## Work to do:
In the material below, identify each line bearing the word "mega". Reproduce those lines.

-------- Given entries

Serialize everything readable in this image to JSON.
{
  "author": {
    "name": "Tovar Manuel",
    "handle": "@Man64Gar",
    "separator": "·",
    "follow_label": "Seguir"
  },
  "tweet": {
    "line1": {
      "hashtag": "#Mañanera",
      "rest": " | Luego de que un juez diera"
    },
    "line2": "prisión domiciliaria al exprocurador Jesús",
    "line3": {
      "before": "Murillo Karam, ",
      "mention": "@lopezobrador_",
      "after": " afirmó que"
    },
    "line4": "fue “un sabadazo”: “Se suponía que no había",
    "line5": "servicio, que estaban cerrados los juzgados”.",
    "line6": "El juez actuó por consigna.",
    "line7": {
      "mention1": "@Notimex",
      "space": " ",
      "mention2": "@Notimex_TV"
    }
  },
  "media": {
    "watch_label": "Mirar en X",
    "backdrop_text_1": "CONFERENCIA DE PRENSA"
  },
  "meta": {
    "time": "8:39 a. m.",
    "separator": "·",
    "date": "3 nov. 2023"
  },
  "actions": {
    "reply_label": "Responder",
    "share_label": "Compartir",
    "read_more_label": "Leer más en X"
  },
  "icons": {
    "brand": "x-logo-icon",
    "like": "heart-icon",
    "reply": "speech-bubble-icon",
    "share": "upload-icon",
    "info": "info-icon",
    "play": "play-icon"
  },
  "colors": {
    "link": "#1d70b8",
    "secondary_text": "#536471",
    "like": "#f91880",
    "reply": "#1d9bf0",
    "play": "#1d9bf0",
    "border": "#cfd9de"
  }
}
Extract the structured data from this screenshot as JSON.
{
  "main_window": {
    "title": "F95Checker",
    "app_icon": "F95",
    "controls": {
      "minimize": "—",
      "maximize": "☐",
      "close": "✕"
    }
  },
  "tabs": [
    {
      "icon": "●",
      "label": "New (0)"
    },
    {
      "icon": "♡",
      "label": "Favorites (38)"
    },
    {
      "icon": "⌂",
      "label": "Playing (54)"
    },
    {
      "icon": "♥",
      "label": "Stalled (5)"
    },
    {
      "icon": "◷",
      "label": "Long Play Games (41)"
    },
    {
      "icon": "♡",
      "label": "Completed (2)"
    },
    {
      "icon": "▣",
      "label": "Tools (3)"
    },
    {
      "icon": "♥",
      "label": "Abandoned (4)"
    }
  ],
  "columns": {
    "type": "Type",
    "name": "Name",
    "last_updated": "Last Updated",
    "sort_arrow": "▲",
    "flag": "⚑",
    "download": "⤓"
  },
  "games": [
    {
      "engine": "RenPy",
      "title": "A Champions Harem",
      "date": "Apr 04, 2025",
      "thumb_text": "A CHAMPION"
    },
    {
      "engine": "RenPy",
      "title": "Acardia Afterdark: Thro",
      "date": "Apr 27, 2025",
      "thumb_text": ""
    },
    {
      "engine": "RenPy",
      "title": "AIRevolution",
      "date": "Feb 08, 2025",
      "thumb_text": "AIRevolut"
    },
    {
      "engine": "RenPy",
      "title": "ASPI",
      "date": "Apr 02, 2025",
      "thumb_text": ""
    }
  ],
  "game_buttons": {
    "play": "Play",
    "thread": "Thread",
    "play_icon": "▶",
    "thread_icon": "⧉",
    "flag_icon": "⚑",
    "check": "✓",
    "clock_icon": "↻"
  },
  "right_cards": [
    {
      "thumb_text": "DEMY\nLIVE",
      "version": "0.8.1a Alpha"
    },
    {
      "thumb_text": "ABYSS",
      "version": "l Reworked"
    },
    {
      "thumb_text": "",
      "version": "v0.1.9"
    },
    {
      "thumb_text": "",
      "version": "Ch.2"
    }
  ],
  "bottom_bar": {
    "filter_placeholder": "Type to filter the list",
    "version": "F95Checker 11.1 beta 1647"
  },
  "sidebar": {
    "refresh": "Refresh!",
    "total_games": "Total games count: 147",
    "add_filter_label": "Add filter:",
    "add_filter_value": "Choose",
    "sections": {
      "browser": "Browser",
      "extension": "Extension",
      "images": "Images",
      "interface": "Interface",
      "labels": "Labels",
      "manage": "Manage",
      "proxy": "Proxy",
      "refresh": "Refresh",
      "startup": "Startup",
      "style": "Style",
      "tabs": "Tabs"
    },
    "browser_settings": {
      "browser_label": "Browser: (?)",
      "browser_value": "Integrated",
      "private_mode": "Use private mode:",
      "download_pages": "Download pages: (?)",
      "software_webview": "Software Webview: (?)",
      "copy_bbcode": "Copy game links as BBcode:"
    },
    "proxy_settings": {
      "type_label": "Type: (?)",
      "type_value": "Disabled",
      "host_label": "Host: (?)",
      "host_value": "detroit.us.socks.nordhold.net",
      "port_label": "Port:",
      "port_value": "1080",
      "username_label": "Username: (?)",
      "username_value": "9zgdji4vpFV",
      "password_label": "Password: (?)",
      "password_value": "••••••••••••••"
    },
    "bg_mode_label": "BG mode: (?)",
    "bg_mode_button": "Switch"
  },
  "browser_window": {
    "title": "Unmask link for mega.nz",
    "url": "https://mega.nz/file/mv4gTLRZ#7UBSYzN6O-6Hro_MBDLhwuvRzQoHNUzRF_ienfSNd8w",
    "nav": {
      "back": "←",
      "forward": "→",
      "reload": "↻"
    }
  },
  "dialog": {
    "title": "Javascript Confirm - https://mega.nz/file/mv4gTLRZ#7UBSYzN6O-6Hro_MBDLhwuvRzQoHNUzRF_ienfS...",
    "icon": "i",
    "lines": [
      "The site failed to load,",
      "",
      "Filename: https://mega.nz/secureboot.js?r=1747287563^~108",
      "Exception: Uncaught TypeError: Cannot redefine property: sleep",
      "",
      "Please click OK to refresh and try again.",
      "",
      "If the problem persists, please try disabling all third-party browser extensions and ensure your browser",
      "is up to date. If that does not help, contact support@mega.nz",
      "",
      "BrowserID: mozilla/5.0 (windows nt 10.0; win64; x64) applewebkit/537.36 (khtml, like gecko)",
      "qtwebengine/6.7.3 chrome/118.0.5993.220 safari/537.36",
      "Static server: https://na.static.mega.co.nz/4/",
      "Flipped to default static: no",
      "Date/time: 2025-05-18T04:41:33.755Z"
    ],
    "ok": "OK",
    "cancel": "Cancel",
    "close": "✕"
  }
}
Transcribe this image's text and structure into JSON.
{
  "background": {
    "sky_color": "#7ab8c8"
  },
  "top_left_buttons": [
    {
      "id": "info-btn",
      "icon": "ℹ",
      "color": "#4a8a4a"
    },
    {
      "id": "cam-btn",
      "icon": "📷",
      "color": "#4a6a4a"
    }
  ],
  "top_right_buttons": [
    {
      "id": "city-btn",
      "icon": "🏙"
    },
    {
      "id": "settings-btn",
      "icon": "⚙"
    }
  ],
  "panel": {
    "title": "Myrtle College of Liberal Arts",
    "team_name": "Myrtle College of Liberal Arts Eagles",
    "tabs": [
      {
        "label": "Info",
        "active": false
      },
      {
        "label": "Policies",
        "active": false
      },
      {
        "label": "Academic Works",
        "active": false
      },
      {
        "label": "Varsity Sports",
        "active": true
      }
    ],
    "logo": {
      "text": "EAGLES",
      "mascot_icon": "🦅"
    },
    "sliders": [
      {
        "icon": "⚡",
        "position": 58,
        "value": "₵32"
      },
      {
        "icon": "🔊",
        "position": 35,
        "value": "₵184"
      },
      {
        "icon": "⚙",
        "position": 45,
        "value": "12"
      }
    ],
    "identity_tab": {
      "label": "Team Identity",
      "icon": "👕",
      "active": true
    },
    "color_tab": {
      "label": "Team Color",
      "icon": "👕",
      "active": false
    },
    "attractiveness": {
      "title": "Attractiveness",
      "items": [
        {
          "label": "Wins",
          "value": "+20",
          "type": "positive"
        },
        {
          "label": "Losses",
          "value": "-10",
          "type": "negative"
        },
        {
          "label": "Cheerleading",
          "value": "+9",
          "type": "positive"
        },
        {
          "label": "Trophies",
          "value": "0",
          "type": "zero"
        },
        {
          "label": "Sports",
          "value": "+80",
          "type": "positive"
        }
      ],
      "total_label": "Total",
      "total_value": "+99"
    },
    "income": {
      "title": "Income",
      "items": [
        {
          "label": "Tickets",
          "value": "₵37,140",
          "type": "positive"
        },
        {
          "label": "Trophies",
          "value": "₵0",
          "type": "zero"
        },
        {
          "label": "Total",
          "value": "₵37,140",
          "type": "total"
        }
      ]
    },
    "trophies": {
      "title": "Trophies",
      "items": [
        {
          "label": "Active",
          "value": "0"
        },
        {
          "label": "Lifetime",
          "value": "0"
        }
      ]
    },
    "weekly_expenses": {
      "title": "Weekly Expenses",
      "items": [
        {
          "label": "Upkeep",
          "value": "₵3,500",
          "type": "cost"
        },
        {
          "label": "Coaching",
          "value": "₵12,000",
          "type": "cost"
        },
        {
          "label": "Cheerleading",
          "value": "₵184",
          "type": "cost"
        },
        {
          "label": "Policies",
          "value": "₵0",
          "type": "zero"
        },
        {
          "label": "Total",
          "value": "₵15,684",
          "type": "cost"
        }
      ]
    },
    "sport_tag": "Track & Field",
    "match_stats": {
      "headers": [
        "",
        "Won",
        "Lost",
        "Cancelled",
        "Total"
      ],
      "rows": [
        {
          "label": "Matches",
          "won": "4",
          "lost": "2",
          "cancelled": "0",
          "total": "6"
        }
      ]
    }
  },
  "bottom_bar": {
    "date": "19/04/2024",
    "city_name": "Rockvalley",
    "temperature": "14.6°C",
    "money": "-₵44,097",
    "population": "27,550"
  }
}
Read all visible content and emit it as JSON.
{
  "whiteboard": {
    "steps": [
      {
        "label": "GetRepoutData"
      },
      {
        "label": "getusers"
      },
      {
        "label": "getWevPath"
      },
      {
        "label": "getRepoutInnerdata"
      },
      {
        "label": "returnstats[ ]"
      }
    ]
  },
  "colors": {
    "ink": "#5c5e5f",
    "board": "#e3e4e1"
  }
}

----------------

## Output of the task:
    "title": "Unmask link for mega.nz",
    "url": "https://mega.nz/file/mv4gTLRZ#7UBSYzN6O-6Hro_MBDLhwuvRzQoHNUzRF_ienfSNd8w",
    "title": "Javascript Confirm - https://mega.nz/file/mv4gTLRZ#7UBSYzN6O-6Hro_MBDLhwuvRzQoHNUzRF_ienfS...",
      "Filename: https://mega.nz/secureboot.js?r=1747287563^~108",
      "is up to date. If that does not help, contact support@mega.nz",
      "Static server: https://na.static.mega.co.nz/4/",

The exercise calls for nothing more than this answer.